Agnes Grey d'Anne Bronte : ISSN 2607-0006

978-88-541-3831-5

A Haworth, dans le Yorkshire, près du petit cimetière où est enterrée leur mère, les soeurs Brontë imaginent des romans aux résonances surprenantes, pleines de passions et de mystère, pour ces filles de pasteurs, élevées loin du monde. Ce n'est pas tout à fait le cas d'Agnès Grey, le roman d'Anne Brontë, la plus jeune des soeurs. Son livre est beaucoup moins romanesque et d’inspiration autobiographique : comme elle, l'héroïne est fille de pasteur, une déclassée lorsqu'elle voudra enseigner à des enfants de riches parvenus, les Bloomfield, qui lui montrent le même irrespect que leurs parents ou à des aristocrates vaniteux, les Muray.

L'écriture simple et fluide confère à la narration un aspect plus informatif que romanesque : des portraits se succèdent à des scènes de pédagogie pour finalement laisser place à une romance. Quittant le monde idyllique de son enfance, l'héroïne naïve et candide des débuts découvre ainsi des personnages hypocrites, d'autres malfaisants. Bien que souffrant de sa condition inférieure, elle fait preuve de courage et persévère malgré de nombreuses plaintes sur son "bien-être"...

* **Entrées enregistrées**
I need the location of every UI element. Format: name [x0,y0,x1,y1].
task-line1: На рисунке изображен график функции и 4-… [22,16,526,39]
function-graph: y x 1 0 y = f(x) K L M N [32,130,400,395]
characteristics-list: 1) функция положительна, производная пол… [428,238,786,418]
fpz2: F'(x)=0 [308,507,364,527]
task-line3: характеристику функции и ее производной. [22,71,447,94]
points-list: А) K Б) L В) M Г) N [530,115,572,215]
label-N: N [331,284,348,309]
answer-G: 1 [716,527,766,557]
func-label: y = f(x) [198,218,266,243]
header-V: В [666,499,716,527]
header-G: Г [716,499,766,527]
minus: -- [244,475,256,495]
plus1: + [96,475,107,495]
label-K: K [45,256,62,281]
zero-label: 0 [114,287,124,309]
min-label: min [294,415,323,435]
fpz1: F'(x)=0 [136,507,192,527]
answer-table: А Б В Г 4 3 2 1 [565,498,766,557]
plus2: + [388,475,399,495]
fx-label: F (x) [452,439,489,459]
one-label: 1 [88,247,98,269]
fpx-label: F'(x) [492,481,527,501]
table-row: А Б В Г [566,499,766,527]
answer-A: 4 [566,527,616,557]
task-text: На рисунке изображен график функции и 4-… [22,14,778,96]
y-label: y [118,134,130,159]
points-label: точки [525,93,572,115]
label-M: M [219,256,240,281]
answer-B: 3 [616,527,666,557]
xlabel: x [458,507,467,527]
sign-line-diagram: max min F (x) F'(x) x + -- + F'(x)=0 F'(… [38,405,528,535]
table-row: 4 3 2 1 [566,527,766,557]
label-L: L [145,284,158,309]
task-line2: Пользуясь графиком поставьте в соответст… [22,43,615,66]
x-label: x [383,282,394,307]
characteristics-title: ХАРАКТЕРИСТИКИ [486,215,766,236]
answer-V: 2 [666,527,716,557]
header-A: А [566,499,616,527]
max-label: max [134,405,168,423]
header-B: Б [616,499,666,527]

* **Petit exercice**
D'après le texte sur Agnès Grey, quel est le nom des riches parvenus chez qui l'héroïne enseigne à leurs enfants ?

* **Corrigé**
Les Bloomfield.